▸ Direction
Copy out all lines carrying the word "this".

▸ Data extract

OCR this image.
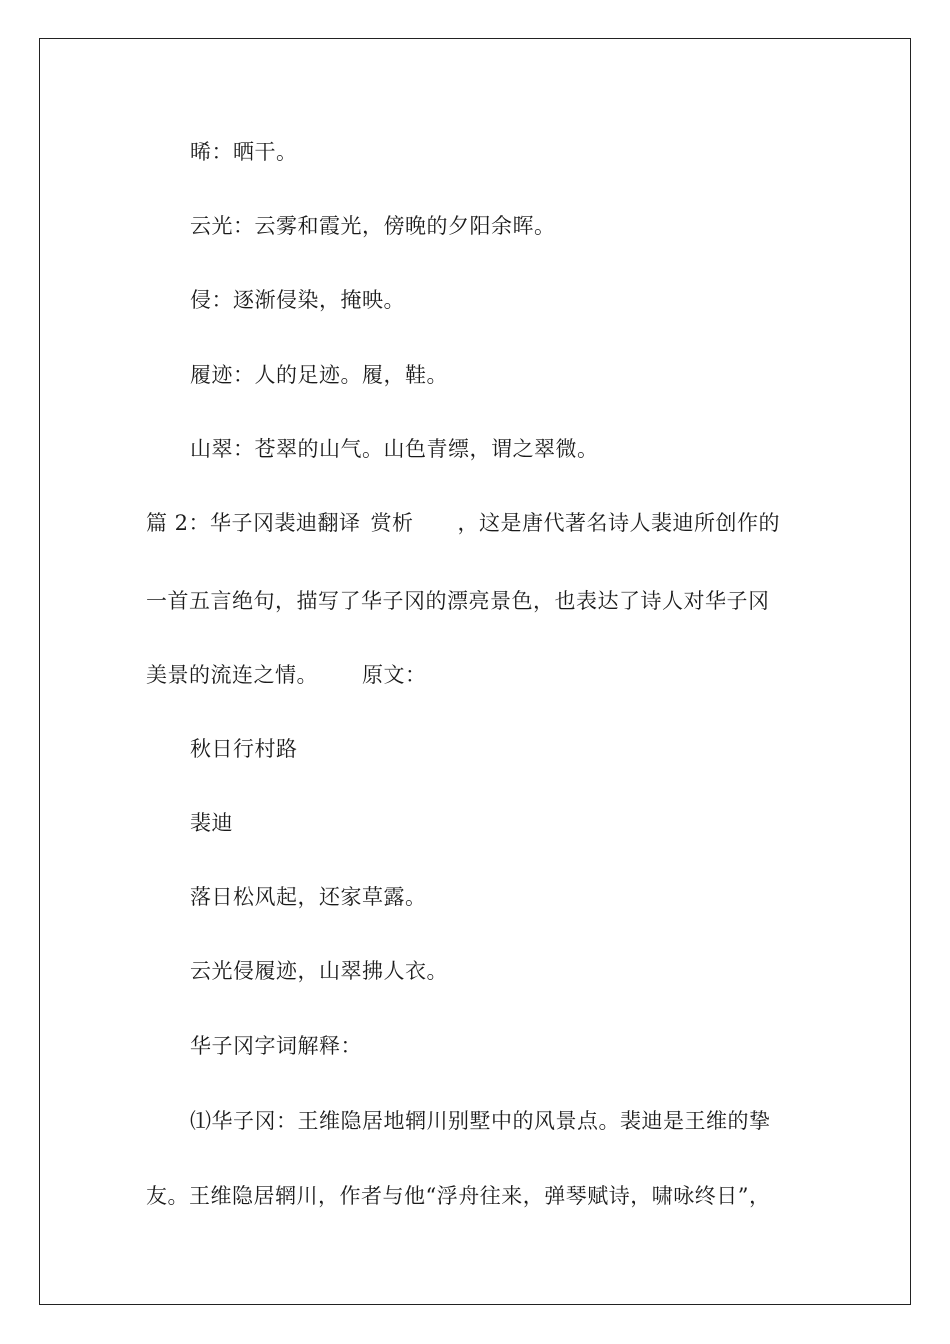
晞：晒干。
云光：云雾和霞光，傍晚的夕阳余晖。
侵：逐渐侵染，掩映。
履迹：人的足迹。履，鞋。
山翠：苍翠的山气。山色青缥，谓之翠微。
篇 2：华子冈裴迪翻译 赏析 ，这是唐代著名诗人裴迪所创作的
一首五言绝句，描写了华子冈的漂亮景色，也表达了诗人对华子冈
美景的流连之情。 原文：
秋日行村路
裴迪
落日松风起，还家草露。
云光侵履迹，山翠拂人衣。
华子冈字词解释：
⑴华子冈：王维隐居地辋川别墅中的风景点。裴迪是王维的挚
友。王维隐居辋川，作者与他“浮舟往来，弹琴赋诗，啸咏终日”，
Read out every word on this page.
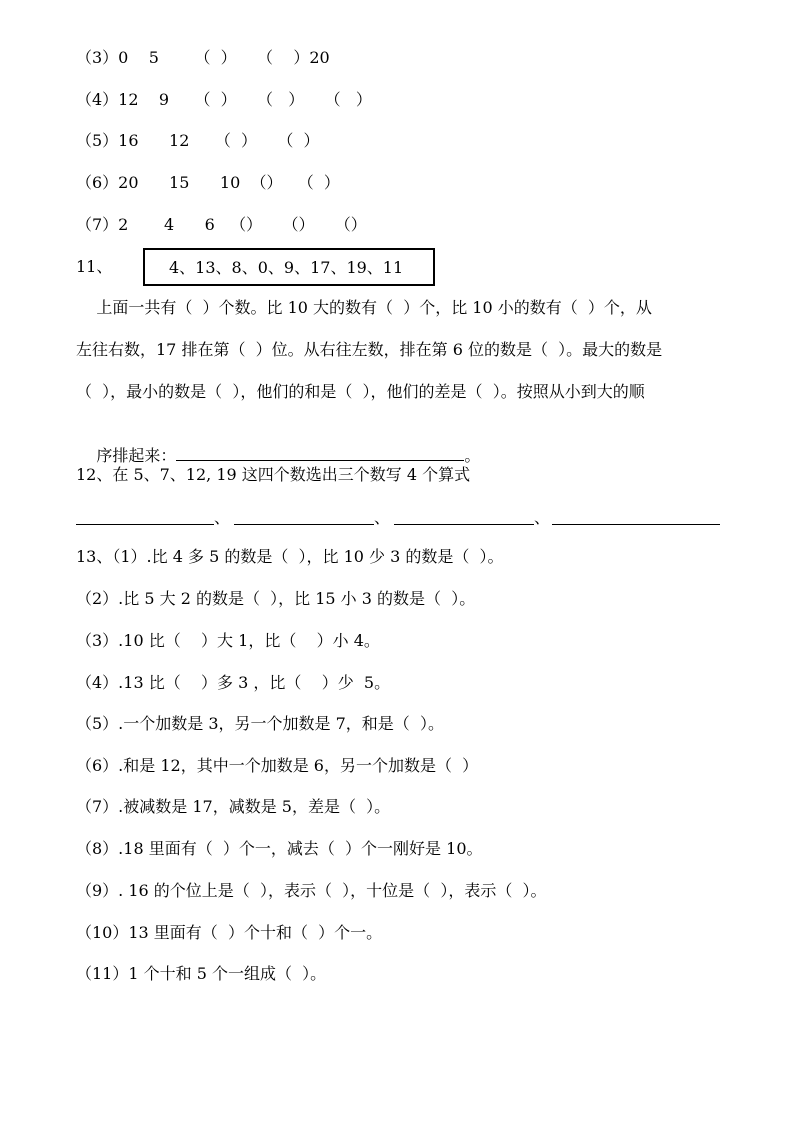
（3）0    5       （  ）    （    ）20
（4）12    9     （  ）    （   ）    （   ）
（5）16      12     （  ）    （  ）
（6）20      15      10  （）   （  ）
（7）2       4      6   （）    （）    （）
11、	4、13、8、0、9、17、19、11
上面一共有（  ）个数。比 10 大的数有（  ）个，比 10 小的数有（  ）个，从
左往右数，17 排在第（  ）位。从右往左数，排在第 6 位的数是（  ）。最大的数是
（  ），最小的数是（  ），他们的和是（  ），他们的差是（  ）。按照从小到大的顺

序排起来：	。

12、在 5、7、12, 19 这四个数选出三个数写 4 个算式
、	、	、
13、（1）.比 4 多 5 的数是（  ），比 10 少 3 的数是（  ）。
（2）.比 5 大 2 的数是（  ），比 15 小 3 的数是（  ）。
（3）.10 比（    ）大 1，比（    ）小 4。
（4）.13 比（    ）多 3 ，比（    ）少  5。
（5）.一个加数是 3，另一个加数是 7，和是（  ）。
（6）.和是 12，其中一个加数是 6，另一个加数是（  ）
（7）.被减数是 17，减数是 5，差是（  ）。
（8）.18 里面有（  ）个一，减去（  ）个一刚好是 10。
（9）. 16 的个位上是（  ），表示（  ），十位是（  ），表示（  ）。
（10）13 里面有（  ）个十和（  ）个一。
（11）1 个十和 5 个一组成（  ）。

▸ The result
OCR this image.
Read out every word on this page.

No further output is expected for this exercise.